Output the material beneath this task exactly, images excluded.

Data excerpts
* * * *

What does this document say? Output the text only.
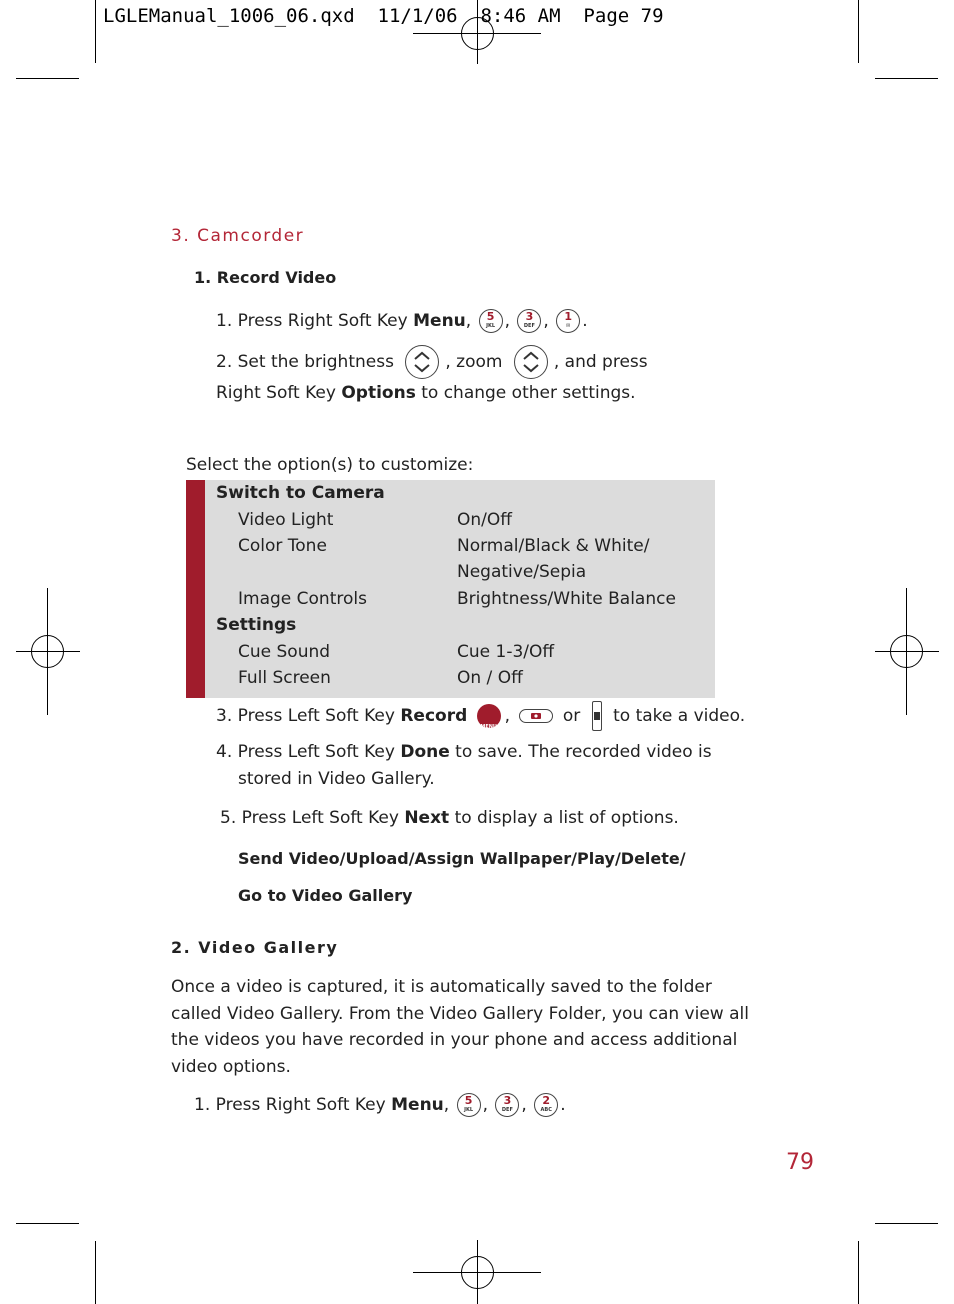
LGLEManual_1006_06.qxd  11/1/06  8:46 AM  Page 79
3. Camcorder
1. Record Video
1. Press Right Soft Key Menu,	5
JKL , 3
DEF , 1
✉ .
2. Set the brightness	, zoom	, and press
Right Soft Key Options to change other settings.
Select the option(s) to customize:
Switch to Camera
Video Light	On/Off
Color Tone	Normal/Black & White/
Negative/Sepia
Image Controls	Brightness/White Balance
Settings
Cue Sound	Cue 1-3/Off
Full Screen	On / Off
3. Press Left Soft Key Record
MENU
OK
,	or to take a video.
4. Press Left Soft Key Done to save. The recorded video is
stored in Video Gallery.
5. Press Left Soft Key Next to display a list of options.
Send Video/Upload/Assign Wallpaper/Play/Delete/
Go to Video Gallery
2. Video Gallery
Once a video is captured, it is automatically saved to the folder called Video Gallery. From the Video Gallery Folder, you can view all the videos you have recorded in your phone and access additional video options.
1. Press Right Soft Key Menu,	5
JKL , 3
DEF , 2
ABC .
79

* * * *

### [ANSWER TO THIS EXERCISE]
What does this document say? Output the text only.
LGLEManual_1006_06.qxd  11/1/06  8:46 AM  Page 79
3. Camcorder
1. Record Video
1. Press Right Soft Key Menu,	5
JKL , 3
DEF , 1
✉ .
2. Set the brightness	, zoom	, and press
Right Soft Key Options to change other settings.
Select the option(s) to customize:
Switch to Camera
Video Light	On/Off
Color Tone	Normal/Black & White/
Negative/Sepia
Image Controls	Brightness/White Balance
Settings
Cue Sound	Cue 1-3/Off
Full Screen	On / Off
3. Press Left Soft Key Record
MENU
OK
,	or to take a video.
4. Press Left Soft Key Done to save. The recorded video is
stored in Video Gallery.
5. Press Left Soft Key Next to display a list of options.
Send Video/Upload/Assign Wallpaper/Play/Delete/
Go to Video Gallery
2. Video Gallery
Once a video is captured, it is automatically saved to the folder called Video Gallery. From the Video Gallery Folder, you can view all the videos you have recorded in your phone and access additional video options.
1. Press Right Soft Key Menu,	5
JKL , 3
DEF , 2
ABC .
79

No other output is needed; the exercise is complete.